SOURCE RECORDS:
(begin)

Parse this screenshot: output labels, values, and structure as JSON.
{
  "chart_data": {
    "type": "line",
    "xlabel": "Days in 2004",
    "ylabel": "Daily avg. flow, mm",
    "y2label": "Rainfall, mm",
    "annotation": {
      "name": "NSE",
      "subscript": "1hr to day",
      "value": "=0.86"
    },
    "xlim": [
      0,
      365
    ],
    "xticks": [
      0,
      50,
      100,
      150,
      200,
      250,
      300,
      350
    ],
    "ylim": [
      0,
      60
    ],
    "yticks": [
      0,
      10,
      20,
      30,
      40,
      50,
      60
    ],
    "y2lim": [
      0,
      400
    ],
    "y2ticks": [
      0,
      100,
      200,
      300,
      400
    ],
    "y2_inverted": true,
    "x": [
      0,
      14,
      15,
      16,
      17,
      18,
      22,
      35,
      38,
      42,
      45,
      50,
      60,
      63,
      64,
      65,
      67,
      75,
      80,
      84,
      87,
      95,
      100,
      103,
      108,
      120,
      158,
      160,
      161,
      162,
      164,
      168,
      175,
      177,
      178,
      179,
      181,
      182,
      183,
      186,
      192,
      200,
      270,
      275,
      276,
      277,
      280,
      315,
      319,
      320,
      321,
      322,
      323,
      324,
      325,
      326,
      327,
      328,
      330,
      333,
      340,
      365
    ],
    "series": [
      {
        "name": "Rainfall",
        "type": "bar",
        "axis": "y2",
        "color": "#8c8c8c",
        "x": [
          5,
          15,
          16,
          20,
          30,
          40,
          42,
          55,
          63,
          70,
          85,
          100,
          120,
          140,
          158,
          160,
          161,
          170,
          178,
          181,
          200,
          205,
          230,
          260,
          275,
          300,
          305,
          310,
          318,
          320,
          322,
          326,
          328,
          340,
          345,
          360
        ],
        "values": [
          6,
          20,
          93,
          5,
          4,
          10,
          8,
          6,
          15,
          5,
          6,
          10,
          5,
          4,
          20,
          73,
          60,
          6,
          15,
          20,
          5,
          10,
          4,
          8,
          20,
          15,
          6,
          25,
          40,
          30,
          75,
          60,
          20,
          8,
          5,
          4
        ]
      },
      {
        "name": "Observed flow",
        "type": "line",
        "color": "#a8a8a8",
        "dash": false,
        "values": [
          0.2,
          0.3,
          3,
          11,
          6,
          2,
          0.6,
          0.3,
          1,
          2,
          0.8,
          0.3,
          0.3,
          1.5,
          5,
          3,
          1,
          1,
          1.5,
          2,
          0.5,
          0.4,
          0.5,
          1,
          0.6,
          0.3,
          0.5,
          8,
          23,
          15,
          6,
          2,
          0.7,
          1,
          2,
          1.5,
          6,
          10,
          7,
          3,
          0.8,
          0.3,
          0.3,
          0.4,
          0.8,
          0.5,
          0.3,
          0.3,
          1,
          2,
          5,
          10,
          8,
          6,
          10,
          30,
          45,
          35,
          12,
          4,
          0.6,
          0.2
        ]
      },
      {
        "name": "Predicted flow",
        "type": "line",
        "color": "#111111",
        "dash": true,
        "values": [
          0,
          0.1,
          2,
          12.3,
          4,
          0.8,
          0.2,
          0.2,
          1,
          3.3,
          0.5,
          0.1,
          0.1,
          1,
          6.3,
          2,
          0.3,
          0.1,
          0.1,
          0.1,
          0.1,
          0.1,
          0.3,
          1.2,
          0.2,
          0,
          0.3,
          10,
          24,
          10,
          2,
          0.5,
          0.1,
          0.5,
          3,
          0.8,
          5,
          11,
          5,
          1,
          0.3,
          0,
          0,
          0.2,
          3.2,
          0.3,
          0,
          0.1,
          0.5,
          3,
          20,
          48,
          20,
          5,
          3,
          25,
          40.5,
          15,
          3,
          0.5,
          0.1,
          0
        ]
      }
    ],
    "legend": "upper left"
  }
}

(end)

AIM OF THE TASK:
Give back only a number, the number of lines where the string "flow" occurs.

SOLUTION TO THE EXERCISE:
3